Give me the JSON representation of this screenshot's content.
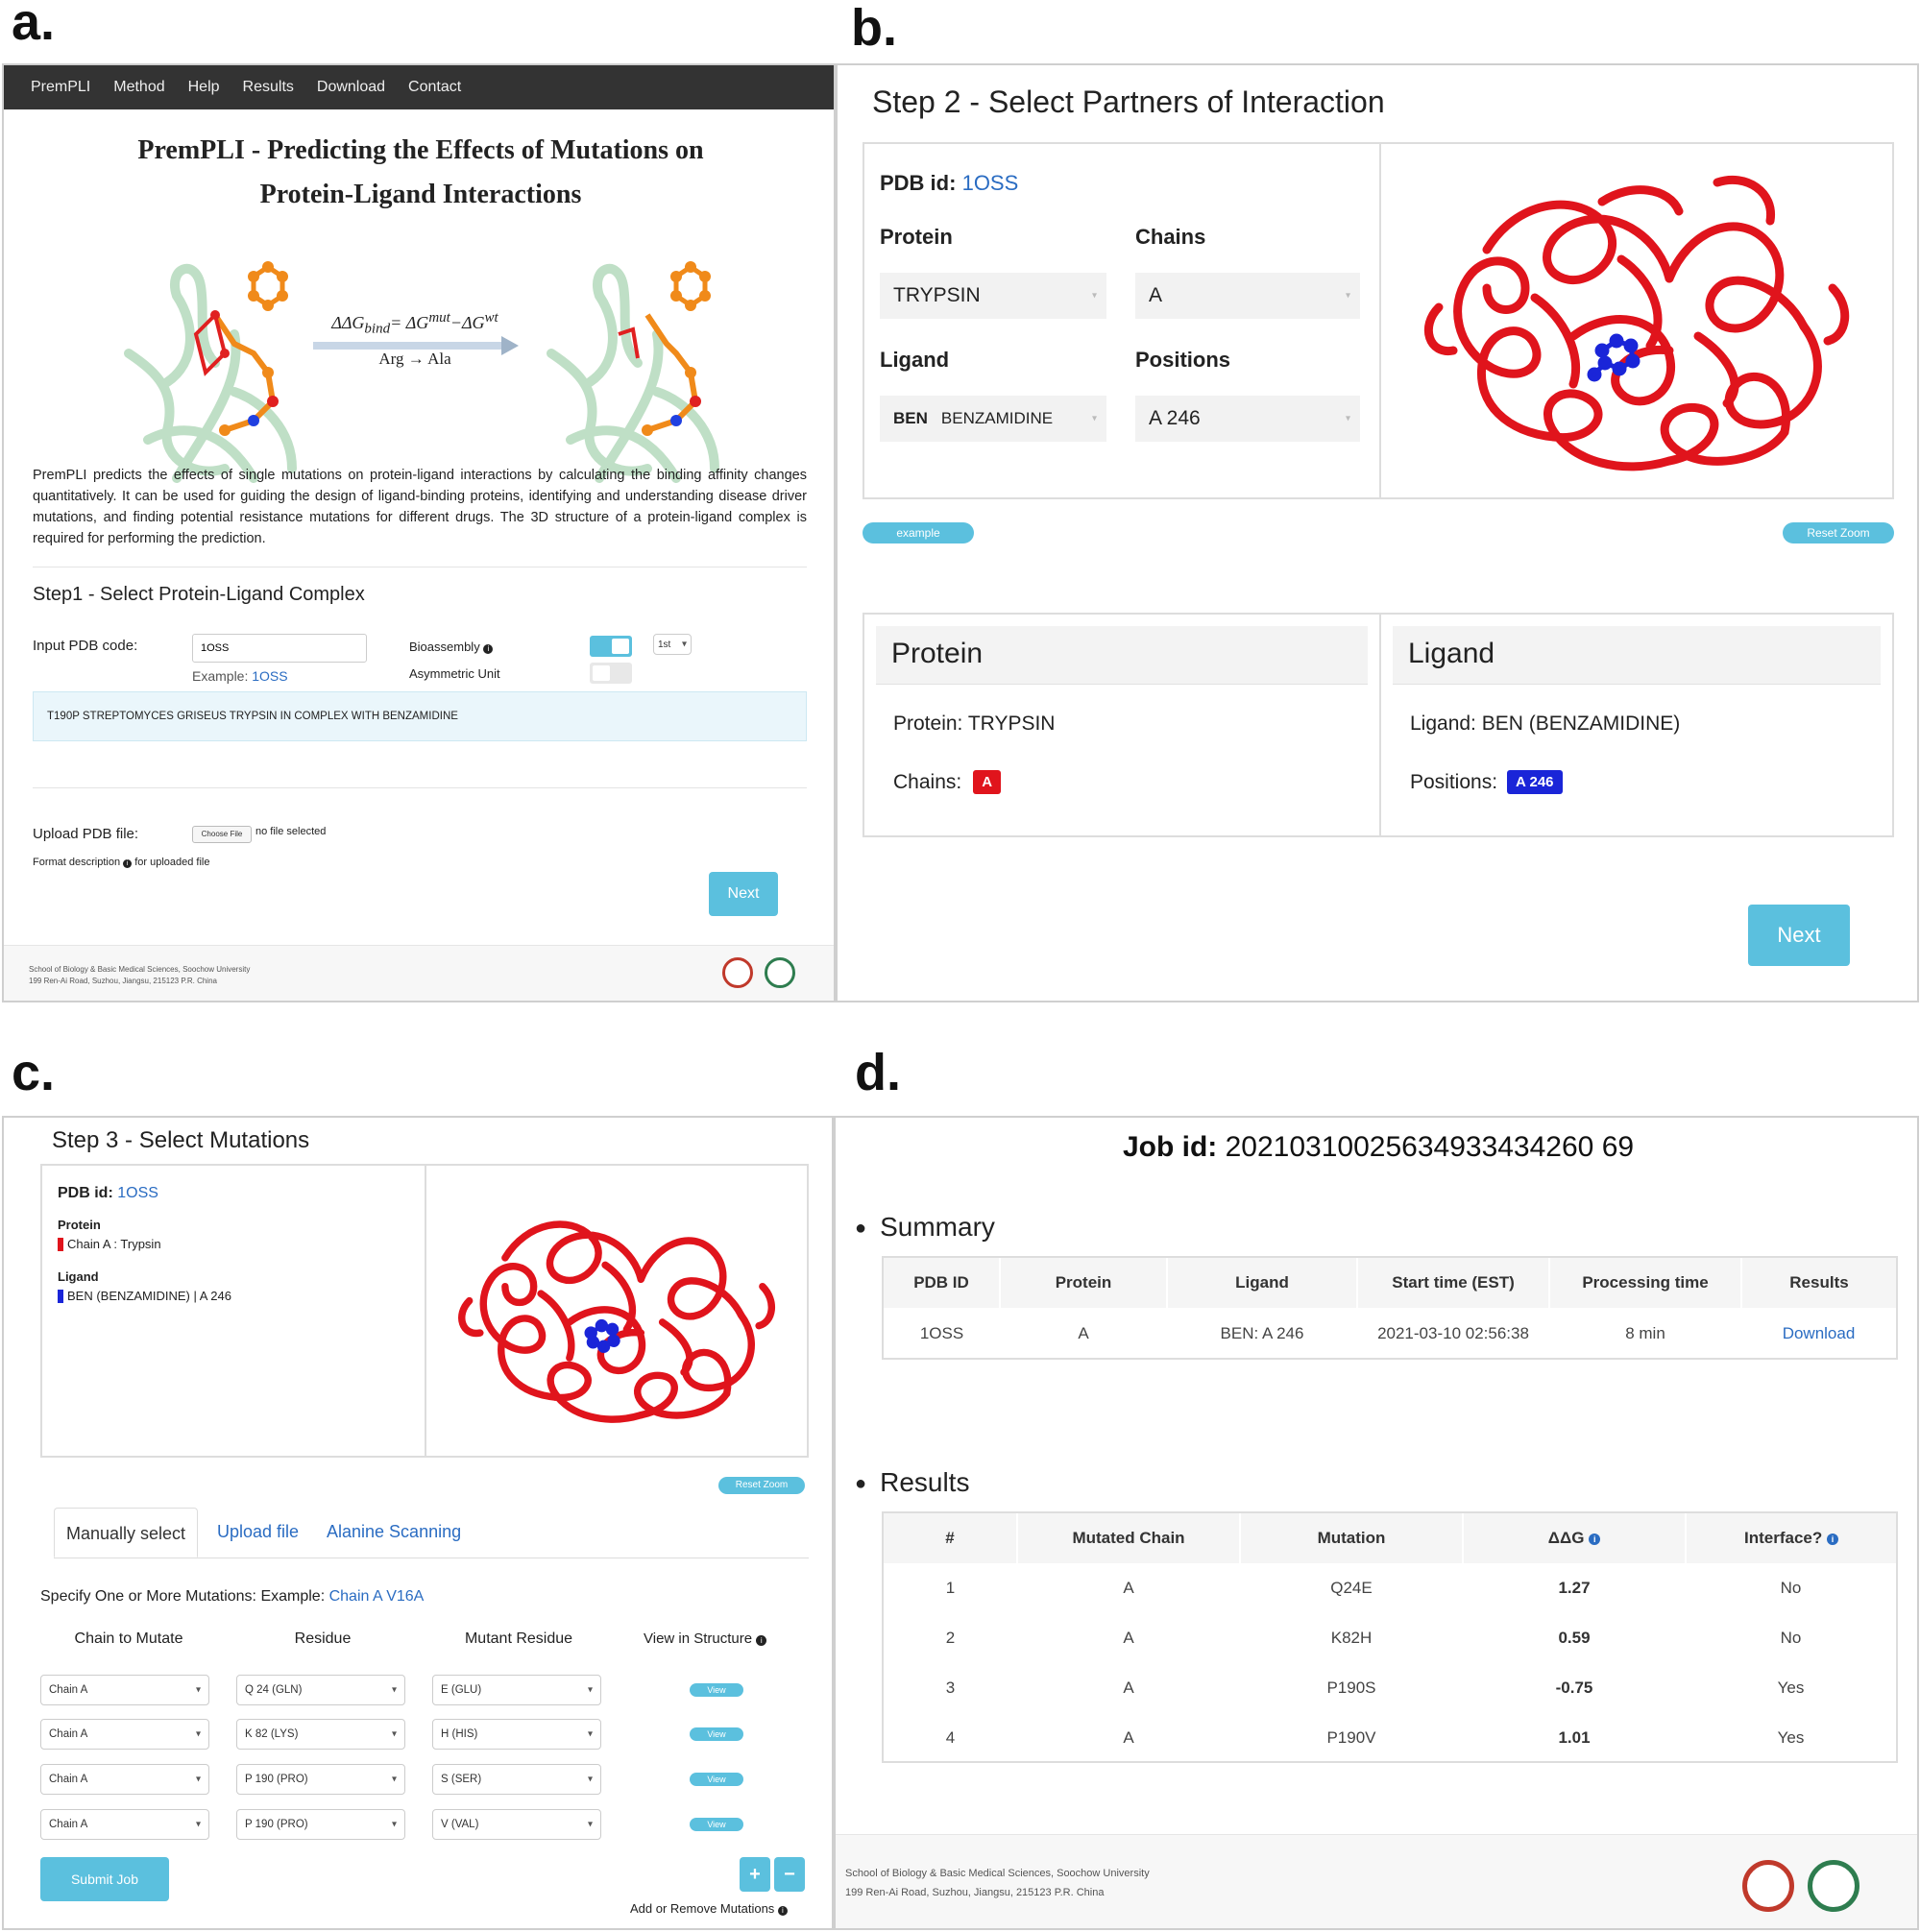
{
  "labels": {
    "a": "a.",
    "b": "b.",
    "c": "c.",
    "d": "d."
  },
  "a": {
    "nav": [
      "PremPLI",
      "Method",
      "Help",
      "Results",
      "Download",
      "Contact"
    ],
    "title_line1": "PremPLI - Predicting the Effects of Mutations on",
    "title_line2": "Protein-Ligand Interactions",
    "formula_lhs": "ΔΔG",
    "formula_sub_bind": "bind",
    "formula_eq": "= ΔG",
    "formula_sup_mut": "mut",
    "formula_minus": "−ΔG",
    "formula_sup_wt": "wt",
    "mutation_label": "Arg → Ala",
    "description": "PremPLI predicts the effects of single mutations on protein-ligand interactions by calculating the binding affinity changes quantitatively. It can be used for guiding the design of ligand-binding proteins, identifying and understanding disease driver mutations, and finding potential resistance mutations for different drugs. The 3D structure of a protein-ligand complex is required for performing the prediction.",
    "step1": "Step1 - Select Protein-Ligand Complex",
    "input_label": "Input PDB code:",
    "input_value": "1OSS",
    "example_prefix": "Example: ",
    "example_link": "1OSS",
    "bioassembly": "Bioassembly",
    "asym_unit": "Asymmetric Unit",
    "assembly_select": "1st",
    "complex_title": "T190P STREPTOMYCES GRISEUS TRYPSIN IN COMPLEX WITH BENZAMIDINE",
    "upload_label": "Upload PDB file:",
    "choose_file": "Choose File",
    "no_file": "no file selected",
    "format_desc": "Format description",
    "format_suffix": "for uploaded file",
    "next": "Next",
    "footer1": "School of Biology & Basic Medical Sciences, Soochow University",
    "footer2": "199 Ren-Ai Road, Suzhou, Jiangsu, 215123 P.R. China"
  },
  "b": {
    "step2": "Step 2 - Select Partners of Interaction",
    "pdb_label": "PDB id:",
    "pdb_value": "1OSS",
    "protein_h": "Protein",
    "chains_h": "Chains",
    "protein_sel": "TRYPSIN",
    "chain_sel": "A",
    "ligand_h": "Ligand",
    "positions_h": "Positions",
    "ligand_code": "BEN",
    "ligand_name": "BENZAMIDINE",
    "position_sel": "A 246",
    "example_btn": "example",
    "reset_zoom": "Reset Zoom",
    "protein_card_title": "Protein",
    "protein_line": "Protein: TRYPSIN",
    "chains_label": "Chains:",
    "chain_badge": "A",
    "ligand_card_title": "Ligand",
    "ligand_line": "Ligand: BEN (BENZAMIDINE)",
    "positions_label": "Positions:",
    "position_badge": "A 246",
    "next": "Next"
  },
  "c": {
    "step3": "Step 3 - Select Mutations",
    "pdb_label": "PDB id:",
    "pdb_value": "1OSS",
    "protein_h": "Protein",
    "protein_line": "Chain A : Trypsin",
    "ligand_h": "Ligand",
    "ligand_line": "BEN (BENZAMIDINE) | A 246",
    "reset_zoom": "Reset Zoom",
    "tabs": [
      "Manually select",
      "Upload file",
      "Alanine Scanning"
    ],
    "specify": "Specify One or More Mutations:",
    "example_prefix": "Example:",
    "example_link": "Chain A V16A",
    "col_heads": [
      "Chain to Mutate",
      "Residue",
      "Mutant Residue",
      "View in Structure"
    ],
    "rows": [
      {
        "chain": "Chain A",
        "residue": "Q 24 (GLN)",
        "mutant": "E (GLU)",
        "view": "View"
      },
      {
        "chain": "Chain A",
        "residue": "K 82 (LYS)",
        "mutant": "H (HIS)",
        "view": "View"
      },
      {
        "chain": "Chain A",
        "residue": "P 190 (PRO)",
        "mutant": "S (SER)",
        "view": "View"
      },
      {
        "chain": "Chain A",
        "residue": "P 190 (PRO)",
        "mutant": "V (VAL)",
        "view": "View"
      }
    ],
    "submit": "Submit Job",
    "plus": "+",
    "minus": "−",
    "add_remove": "Add or Remove Mutations"
  },
  "d": {
    "job_label": "Job id:",
    "job_id": "20210310025634933434260 69",
    "summary_h": "Summary",
    "summary_cols": [
      "PDB ID",
      "Protein",
      "Ligand",
      "Start time (EST)",
      "Processing time",
      "Results"
    ],
    "summary_row": [
      "1OSS",
      "A",
      "BEN: A 246",
      "2021-03-10 02:56:38",
      "8 min",
      "Download"
    ],
    "results_h": "Results",
    "results_cols": [
      "#",
      "Mutated Chain",
      "Mutation",
      "ΔΔG",
      "Interface?"
    ],
    "results_rows": [
      [
        "1",
        "A",
        "Q24E",
        "1.27",
        "No"
      ],
      [
        "2",
        "A",
        "K82H",
        "0.59",
        "No"
      ],
      [
        "3",
        "A",
        "P190S",
        "-0.75",
        "Yes"
      ],
      [
        "4",
        "A",
        "P190V",
        "1.01",
        "Yes"
      ]
    ],
    "footer1": "School of Biology & Basic Medical Sciences, Soochow University",
    "footer2": "199 Ren-Ai Road, Suzhou, Jiangsu, 215123 P.R. China"
  },
  "colors": {
    "accent": "#5bc0de",
    "link": "#2a6cc2",
    "navbar": "#333333",
    "protein_red": "#e0141c",
    "ligand_blue": "#1a25d8"
  }
}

★ ★ ★ ★ ★ ★ ★

### Activity
Reproduce each entry above word for word. Pictures are not part of the copy.

### Output below
Give me the JSON representation of this screenshot's content.
{
  "labels": {
    "a": "a.",
    "b": "b.",
    "c": "c.",
    "d": "d."
  },
  "a": {
    "nav": [
      "PremPLI",
      "Method",
      "Help",
      "Results",
      "Download",
      "Contact"
    ],
    "title_line1": "PremPLI - Predicting the Effects of Mutations on",
    "title_line2": "Protein-Ligand Interactions",
    "formula_lhs": "ΔΔG",
    "formula_sub_bind": "bind",
    "formula_eq": "= ΔG",
    "formula_sup_mut": "mut",
    "formula_minus": "−ΔG",
    "formula_sup_wt": "wt",
    "mutation_label": "Arg → Ala",
    "description": "PremPLI predicts the effects of single mutations on protein-ligand interactions by calculating the binding affinity changes quantitatively. It can be used for guiding the design of ligand-binding proteins, identifying and understanding disease driver mutations, and finding potential resistance mutations for different drugs. The 3D structure of a protein-ligand complex is required for performing the prediction.",
    "step1": "Step1 - Select Protein-Ligand Complex",
    "input_label": "Input PDB code:",
    "input_value": "1OSS",
    "example_prefix": "Example: ",
    "example_link": "1OSS",
    "bioassembly": "Bioassembly",
    "asym_unit": "Asymmetric Unit",
    "assembly_select": "1st",
    "complex_title": "T190P STREPTOMYCES GRISEUS TRYPSIN IN COMPLEX WITH BENZAMIDINE",
    "upload_label": "Upload PDB file:",
    "choose_file": "Choose File",
    "no_file": "no file selected",
    "format_desc": "Format description",
    "format_suffix": "for uploaded file",
    "next": "Next",
    "footer1": "School of Biology & Basic Medical Sciences, Soochow University",
    "footer2": "199 Ren-Ai Road, Suzhou, Jiangsu, 215123 P.R. China"
  },
  "b": {
    "step2": "Step 2 - Select Partners of Interaction",
    "pdb_label": "PDB id:",
    "pdb_value": "1OSS",
    "protein_h": "Protein",
    "chains_h": "Chains",
    "protein_sel": "TRYPSIN",
    "chain_sel": "A",
    "ligand_h": "Ligand",
    "positions_h": "Positions",
    "ligand_code": "BEN",
    "ligand_name": "BENZAMIDINE",
    "position_sel": "A 246",
    "example_btn": "example",
    "reset_zoom": "Reset Zoom",
    "protein_card_title": "Protein",
    "protein_line": "Protein: TRYPSIN",
    "chains_label": "Chains:",
    "chain_badge": "A",
    "ligand_card_title": "Ligand",
    "ligand_line": "Ligand: BEN (BENZAMIDINE)",
    "positions_label": "Positions:",
    "position_badge": "A 246",
    "next": "Next"
  },
  "c": {
    "step3": "Step 3 - Select Mutations",
    "pdb_label": "PDB id:",
    "pdb_value": "1OSS",
    "protein_h": "Protein",
    "protein_line": "Chain A : Trypsin",
    "ligand_h": "Ligand",
    "ligand_line": "BEN (BENZAMIDINE) | A 246",
    "reset_zoom": "Reset Zoom",
    "tabs": [
      "Manually select",
      "Upload file",
      "Alanine Scanning"
    ],
    "specify": "Specify One or More Mutations:",
    "example_prefix": "Example:",
    "example_link": "Chain A V16A",
    "col_heads": [
      "Chain to Mutate",
      "Residue",
      "Mutant Residue",
      "View in Structure"
    ],
    "rows": [
      {
        "chain": "Chain A",
        "residue": "Q 24 (GLN)",
        "mutant": "E (GLU)",
        "view": "View"
      },
      {
        "chain": "Chain A",
        "residue": "K 82 (LYS)",
        "mutant": "H (HIS)",
        "view": "View"
      },
      {
        "chain": "Chain A",
        "residue": "P 190 (PRO)",
        "mutant": "S (SER)",
        "view": "View"
      },
      {
        "chain": "Chain A",
        "residue": "P 190 (PRO)",
        "mutant": "V (VAL)",
        "view": "View"
      }
    ],
    "submit": "Submit Job",
    "plus": "+",
    "minus": "−",
    "add_remove": "Add or Remove Mutations"
  },
  "d": {
    "job_label": "Job id:",
    "job_id": "20210310025634933434260 69",
    "summary_h": "Summary",
    "summary_cols": [
      "PDB ID",
      "Protein",
      "Ligand",
      "Start time (EST)",
      "Processing time",
      "Results"
    ],
    "summary_row": [
      "1OSS",
      "A",
      "BEN: A 246",
      "2021-03-10 02:56:38",
      "8 min",
      "Download"
    ],
    "results_h": "Results",
    "results_cols": [
      "#",
      "Mutated Chain",
      "Mutation",
      "ΔΔG",
      "Interface?"
    ],
    "results_rows": [
      [
        "1",
        "A",
        "Q24E",
        "1.27",
        "No"
      ],
      [
        "2",
        "A",
        "K82H",
        "0.59",
        "No"
      ],
      [
        "3",
        "A",
        "P190S",
        "-0.75",
        "Yes"
      ],
      [
        "4",
        "A",
        "P190V",
        "1.01",
        "Yes"
      ]
    ],
    "footer1": "School of Biology & Basic Medical Sciences, Soochow University",
    "footer2": "199 Ren-Ai Road, Suzhou, Jiangsu, 215123 P.R. China"
  },
  "colors": {
    "accent": "#5bc0de",
    "link": "#2a6cc2",
    "navbar": "#333333",
    "protein_red": "#e0141c",
    "ligand_blue": "#1a25d8"
  }
}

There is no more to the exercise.